--- Begin WORKING DATA ---
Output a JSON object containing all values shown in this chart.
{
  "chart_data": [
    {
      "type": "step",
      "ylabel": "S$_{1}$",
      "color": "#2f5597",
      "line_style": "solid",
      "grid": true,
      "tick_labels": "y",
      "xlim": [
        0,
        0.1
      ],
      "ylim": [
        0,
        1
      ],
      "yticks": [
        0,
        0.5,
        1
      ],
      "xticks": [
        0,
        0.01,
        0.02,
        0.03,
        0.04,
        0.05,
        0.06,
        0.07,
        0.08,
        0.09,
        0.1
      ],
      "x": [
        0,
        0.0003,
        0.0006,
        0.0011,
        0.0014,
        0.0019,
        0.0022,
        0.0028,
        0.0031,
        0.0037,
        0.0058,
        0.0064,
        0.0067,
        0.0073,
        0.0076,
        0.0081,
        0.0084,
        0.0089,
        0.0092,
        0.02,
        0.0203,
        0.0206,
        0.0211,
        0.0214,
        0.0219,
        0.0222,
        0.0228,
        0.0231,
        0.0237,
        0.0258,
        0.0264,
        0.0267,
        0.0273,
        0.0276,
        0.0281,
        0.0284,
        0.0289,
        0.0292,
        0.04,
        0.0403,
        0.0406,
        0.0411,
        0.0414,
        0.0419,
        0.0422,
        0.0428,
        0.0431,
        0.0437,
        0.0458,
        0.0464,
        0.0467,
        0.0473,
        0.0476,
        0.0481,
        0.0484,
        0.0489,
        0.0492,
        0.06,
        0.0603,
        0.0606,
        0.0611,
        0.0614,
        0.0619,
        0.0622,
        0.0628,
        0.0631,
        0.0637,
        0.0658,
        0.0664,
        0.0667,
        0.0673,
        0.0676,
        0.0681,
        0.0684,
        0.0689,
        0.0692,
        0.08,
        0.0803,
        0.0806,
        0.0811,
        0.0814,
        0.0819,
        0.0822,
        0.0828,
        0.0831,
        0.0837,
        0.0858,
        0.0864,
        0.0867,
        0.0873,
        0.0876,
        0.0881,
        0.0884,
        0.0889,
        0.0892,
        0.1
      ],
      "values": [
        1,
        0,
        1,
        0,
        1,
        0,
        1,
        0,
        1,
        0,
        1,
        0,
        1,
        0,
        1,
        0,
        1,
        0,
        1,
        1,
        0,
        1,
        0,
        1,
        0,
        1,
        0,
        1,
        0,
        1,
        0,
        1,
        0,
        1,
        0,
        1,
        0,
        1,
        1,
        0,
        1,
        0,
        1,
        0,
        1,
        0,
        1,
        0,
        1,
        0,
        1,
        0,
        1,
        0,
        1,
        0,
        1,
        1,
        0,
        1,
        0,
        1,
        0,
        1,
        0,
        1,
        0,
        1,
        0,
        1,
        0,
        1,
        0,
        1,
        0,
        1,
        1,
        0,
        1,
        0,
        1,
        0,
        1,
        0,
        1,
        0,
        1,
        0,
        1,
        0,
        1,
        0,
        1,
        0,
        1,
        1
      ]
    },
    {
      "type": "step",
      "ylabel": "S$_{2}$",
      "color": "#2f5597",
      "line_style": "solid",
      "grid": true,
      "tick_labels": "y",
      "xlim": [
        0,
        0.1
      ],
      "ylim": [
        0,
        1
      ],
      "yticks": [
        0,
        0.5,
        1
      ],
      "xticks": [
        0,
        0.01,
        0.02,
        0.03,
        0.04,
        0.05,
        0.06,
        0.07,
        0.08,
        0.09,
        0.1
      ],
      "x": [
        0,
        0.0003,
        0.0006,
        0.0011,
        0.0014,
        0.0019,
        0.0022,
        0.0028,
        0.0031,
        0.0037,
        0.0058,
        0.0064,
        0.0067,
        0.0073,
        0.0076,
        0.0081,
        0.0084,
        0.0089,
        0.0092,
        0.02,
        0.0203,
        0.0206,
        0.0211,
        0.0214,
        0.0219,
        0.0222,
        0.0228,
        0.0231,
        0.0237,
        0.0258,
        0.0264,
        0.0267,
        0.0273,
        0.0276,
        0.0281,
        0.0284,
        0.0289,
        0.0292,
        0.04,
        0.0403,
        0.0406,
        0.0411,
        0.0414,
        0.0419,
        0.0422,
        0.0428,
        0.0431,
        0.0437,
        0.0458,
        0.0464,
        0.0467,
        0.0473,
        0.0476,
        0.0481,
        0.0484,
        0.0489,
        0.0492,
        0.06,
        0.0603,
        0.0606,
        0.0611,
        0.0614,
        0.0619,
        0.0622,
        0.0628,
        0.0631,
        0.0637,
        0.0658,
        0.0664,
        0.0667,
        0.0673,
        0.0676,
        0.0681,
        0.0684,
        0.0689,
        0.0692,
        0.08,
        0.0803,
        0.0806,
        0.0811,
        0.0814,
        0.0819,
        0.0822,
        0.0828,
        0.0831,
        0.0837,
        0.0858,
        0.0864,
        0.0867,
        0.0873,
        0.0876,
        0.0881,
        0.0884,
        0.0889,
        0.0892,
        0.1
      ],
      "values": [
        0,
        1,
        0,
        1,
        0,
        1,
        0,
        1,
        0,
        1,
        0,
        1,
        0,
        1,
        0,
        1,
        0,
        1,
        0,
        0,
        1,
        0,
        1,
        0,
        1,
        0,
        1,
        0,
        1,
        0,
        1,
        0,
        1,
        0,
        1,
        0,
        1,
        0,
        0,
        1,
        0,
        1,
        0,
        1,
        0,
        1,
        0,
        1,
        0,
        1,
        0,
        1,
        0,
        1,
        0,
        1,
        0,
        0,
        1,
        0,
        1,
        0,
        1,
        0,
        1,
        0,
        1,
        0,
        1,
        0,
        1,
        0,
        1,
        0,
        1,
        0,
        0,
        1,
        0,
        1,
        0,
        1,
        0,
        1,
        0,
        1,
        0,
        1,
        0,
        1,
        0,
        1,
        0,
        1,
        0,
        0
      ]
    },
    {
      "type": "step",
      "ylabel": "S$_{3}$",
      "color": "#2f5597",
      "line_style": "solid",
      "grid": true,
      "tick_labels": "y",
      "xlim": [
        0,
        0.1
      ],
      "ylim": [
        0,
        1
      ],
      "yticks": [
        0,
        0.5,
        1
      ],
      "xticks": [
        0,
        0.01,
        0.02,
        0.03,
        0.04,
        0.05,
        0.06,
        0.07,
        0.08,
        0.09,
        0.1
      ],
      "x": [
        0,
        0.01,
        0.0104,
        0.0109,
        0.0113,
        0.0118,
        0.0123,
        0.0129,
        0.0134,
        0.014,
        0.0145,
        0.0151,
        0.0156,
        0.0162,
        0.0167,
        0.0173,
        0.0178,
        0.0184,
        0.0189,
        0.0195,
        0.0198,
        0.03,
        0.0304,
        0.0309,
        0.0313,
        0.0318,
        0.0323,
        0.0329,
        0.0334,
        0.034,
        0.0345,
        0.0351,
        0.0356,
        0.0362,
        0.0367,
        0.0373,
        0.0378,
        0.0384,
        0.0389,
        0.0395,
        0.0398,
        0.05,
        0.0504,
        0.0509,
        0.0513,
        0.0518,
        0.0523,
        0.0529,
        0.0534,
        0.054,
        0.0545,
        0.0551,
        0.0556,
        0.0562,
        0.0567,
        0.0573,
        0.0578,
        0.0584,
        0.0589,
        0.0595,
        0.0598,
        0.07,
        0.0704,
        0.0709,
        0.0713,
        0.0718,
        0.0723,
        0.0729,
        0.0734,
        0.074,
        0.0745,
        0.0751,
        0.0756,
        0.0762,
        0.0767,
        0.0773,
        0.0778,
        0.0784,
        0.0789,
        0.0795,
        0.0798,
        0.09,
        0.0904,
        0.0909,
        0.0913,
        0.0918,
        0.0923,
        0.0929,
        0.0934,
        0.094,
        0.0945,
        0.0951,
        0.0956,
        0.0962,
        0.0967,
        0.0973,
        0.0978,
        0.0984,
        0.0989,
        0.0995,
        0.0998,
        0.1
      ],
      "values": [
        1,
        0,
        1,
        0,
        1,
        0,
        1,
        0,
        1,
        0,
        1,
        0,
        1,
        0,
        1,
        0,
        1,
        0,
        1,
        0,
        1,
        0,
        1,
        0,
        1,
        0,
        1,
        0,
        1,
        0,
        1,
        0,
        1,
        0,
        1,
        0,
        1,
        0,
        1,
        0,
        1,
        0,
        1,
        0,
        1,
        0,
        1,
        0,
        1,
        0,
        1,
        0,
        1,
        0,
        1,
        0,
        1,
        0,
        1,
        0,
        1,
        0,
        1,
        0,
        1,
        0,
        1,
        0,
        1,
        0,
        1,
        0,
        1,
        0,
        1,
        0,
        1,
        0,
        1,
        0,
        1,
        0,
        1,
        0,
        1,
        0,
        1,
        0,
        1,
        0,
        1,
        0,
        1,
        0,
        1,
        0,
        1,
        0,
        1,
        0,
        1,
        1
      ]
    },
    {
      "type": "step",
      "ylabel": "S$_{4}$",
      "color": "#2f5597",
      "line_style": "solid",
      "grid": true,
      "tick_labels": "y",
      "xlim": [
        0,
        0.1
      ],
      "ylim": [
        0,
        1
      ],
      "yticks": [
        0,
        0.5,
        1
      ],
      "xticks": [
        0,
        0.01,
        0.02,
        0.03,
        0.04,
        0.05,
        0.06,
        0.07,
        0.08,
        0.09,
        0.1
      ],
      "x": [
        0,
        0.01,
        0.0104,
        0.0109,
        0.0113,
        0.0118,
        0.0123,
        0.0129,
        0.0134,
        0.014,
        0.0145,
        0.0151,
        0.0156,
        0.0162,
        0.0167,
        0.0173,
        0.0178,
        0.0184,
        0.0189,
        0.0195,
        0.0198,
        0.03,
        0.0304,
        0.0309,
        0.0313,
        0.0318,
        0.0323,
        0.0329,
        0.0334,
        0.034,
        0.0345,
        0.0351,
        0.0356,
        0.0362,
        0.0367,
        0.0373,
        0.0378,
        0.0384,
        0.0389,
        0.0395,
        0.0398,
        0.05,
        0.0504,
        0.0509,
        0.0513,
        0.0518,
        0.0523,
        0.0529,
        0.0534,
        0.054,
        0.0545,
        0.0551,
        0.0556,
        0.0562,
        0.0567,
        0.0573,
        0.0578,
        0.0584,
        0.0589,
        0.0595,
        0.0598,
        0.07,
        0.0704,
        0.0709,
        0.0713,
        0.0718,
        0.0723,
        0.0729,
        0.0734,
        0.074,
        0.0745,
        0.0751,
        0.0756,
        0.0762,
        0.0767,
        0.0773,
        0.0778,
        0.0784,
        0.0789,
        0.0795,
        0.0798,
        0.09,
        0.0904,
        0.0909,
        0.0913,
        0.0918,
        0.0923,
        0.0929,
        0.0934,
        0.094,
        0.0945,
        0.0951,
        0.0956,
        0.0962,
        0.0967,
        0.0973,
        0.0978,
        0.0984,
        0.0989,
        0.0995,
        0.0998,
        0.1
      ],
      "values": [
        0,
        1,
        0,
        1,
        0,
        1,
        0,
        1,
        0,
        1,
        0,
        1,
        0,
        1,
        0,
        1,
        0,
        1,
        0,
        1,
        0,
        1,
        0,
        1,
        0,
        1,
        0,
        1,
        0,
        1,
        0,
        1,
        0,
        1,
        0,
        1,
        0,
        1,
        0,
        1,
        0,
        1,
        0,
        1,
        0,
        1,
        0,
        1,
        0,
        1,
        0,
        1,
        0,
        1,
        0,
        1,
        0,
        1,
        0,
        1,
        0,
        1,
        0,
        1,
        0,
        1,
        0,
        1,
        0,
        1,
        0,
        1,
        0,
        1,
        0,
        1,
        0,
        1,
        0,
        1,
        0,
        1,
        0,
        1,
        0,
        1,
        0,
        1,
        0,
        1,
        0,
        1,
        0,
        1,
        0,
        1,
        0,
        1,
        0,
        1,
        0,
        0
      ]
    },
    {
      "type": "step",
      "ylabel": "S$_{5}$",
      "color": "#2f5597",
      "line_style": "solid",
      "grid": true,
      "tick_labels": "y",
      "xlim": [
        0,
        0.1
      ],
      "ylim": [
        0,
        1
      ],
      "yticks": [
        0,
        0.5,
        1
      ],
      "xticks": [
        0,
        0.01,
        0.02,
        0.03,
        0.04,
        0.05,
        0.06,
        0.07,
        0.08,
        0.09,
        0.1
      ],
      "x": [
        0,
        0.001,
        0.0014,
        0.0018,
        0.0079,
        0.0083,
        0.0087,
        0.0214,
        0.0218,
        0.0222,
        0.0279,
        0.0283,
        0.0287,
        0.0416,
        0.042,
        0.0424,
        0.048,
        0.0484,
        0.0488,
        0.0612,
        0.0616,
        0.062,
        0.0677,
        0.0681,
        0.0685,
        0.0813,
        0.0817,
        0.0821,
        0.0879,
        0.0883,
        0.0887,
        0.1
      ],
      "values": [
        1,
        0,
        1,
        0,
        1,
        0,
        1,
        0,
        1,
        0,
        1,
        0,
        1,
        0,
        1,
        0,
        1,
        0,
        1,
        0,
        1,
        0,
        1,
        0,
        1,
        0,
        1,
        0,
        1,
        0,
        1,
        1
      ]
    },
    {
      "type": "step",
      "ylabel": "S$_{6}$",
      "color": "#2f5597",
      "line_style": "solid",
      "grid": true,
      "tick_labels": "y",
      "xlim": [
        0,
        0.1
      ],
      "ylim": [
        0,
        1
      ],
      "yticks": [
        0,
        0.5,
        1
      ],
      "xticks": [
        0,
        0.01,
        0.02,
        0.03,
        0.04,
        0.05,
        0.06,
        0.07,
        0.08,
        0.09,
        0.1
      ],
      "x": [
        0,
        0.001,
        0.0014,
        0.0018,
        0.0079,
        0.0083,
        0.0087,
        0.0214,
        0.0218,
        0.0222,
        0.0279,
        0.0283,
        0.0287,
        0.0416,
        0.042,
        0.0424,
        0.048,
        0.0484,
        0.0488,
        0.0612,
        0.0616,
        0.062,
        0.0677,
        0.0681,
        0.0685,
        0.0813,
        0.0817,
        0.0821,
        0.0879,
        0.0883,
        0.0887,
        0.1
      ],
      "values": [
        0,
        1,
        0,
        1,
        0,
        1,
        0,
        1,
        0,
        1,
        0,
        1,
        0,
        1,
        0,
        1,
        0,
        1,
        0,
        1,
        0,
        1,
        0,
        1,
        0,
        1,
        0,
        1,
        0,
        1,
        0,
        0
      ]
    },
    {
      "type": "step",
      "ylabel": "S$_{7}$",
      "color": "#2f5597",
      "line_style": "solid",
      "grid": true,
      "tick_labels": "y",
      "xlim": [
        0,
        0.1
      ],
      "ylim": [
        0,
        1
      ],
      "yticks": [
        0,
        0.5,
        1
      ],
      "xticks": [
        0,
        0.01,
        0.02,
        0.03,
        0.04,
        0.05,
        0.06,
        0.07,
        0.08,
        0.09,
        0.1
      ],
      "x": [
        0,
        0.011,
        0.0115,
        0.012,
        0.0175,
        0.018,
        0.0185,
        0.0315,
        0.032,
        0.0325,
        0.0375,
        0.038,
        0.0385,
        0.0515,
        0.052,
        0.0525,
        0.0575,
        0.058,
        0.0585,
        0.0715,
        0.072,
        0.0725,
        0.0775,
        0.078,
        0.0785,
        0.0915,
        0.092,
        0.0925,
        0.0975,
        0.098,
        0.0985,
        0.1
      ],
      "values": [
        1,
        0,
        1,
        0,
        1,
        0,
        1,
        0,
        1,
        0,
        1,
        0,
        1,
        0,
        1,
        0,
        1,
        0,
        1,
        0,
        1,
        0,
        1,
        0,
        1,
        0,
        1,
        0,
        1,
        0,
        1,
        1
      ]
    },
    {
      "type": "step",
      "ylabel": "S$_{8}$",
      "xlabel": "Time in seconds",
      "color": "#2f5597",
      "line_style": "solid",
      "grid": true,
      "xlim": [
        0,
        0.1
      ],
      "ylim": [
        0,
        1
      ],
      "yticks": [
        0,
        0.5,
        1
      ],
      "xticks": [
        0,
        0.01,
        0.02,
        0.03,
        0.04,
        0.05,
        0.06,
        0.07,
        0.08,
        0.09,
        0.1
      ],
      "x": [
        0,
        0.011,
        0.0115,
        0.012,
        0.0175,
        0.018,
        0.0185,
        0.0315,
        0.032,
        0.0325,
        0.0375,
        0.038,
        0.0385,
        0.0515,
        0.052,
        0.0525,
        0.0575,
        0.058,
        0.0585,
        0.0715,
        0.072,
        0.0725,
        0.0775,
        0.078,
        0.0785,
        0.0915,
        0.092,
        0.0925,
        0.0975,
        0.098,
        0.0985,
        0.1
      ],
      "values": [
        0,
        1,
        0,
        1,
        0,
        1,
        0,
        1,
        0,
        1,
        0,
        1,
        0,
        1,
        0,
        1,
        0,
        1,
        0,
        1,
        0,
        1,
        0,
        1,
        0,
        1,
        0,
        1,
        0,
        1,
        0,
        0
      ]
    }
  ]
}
--- End WORKING DATA ---
◆ **WHAT THE TASK ASKS**: The word "ylabel" may turn up on some lines of these records; say how many, with no other words.

◆ **EXERCISE SOLUTION**: 8